Prompt - Omit all images, then return the remaining material exactly as it stands.

Records to process -
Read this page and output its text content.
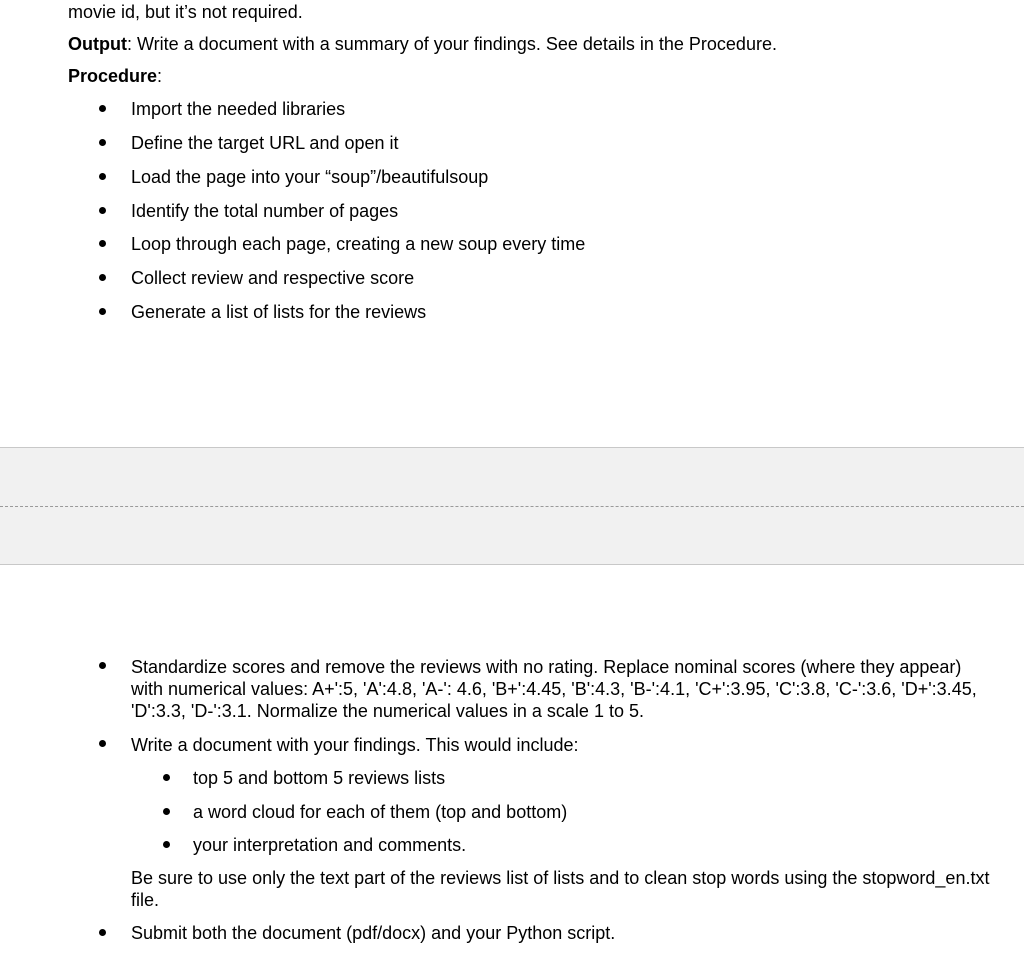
movie id, but it’s not required.
Output: Write a document with a summary of your findings. See details in the Procedure.
Procedure:
Import the needed libraries
Define the target URL and open it
Load the page into your “soup”/beautifulsoup
Identify the total number of pages
Loop through each page, creating a new soup every time
Collect review and respective score
Generate a list of lists for the reviews
Standardize scores and remove the reviews with no rating. Replace nominal scores (where they appear) with numerical values: A+':5, 'A':4.8, 'A-': 4.6, 'B+':4.45, 'B':4.3, 'B-':4.1, 'C+':3.95, 'C':3.8, 'C-':3.6, 'D+':3.45, 'D':3.3, 'D-':3.1. Normalize the numerical values in a scale 1 to 5.
Write a document with your findings. This would include:
top 5 and bottom 5 reviews lists
a word cloud for each of them (top and bottom)
your interpretation and comments.
Be sure to use only the text part of the reviews list of lists and to clean stop words using the stopword_en.txt file.
Submit both the document (pdf/docx) and your Python script.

Full response -
Read this page and output its text content.
movie id, but it’s not required.
Output: Write a document with a summary of your findings. See details in the Procedure.
Procedure:
Import the needed libraries
Define the target URL and open it
Load the page into your “soup”/beautifulsoup
Identify the total number of pages
Loop through each page, creating a new soup every time
Collect review and respective score
Generate a list of lists for the reviews
Standardize scores and remove the reviews with no rating. Replace nominal scores (where they appear) with numerical values: A+':5, 'A':4.8, 'A-': 4.6, 'B+':4.45, 'B':4.3, 'B-':4.1, 'C+':3.95, 'C':3.8, 'C-':3.6, 'D+':3.45, 'D':3.3, 'D-':3.1. Normalize the numerical values in a scale 1 to 5.
Write a document with your findings. This would include:
top 5 and bottom 5 reviews lists
a word cloud for each of them (top and bottom)
your interpretation and comments.
Be sure to use only the text part of the reviews list of lists and to clean stop words using the stopword_en.txt file.
Submit both the document (pdf/docx) and your Python script.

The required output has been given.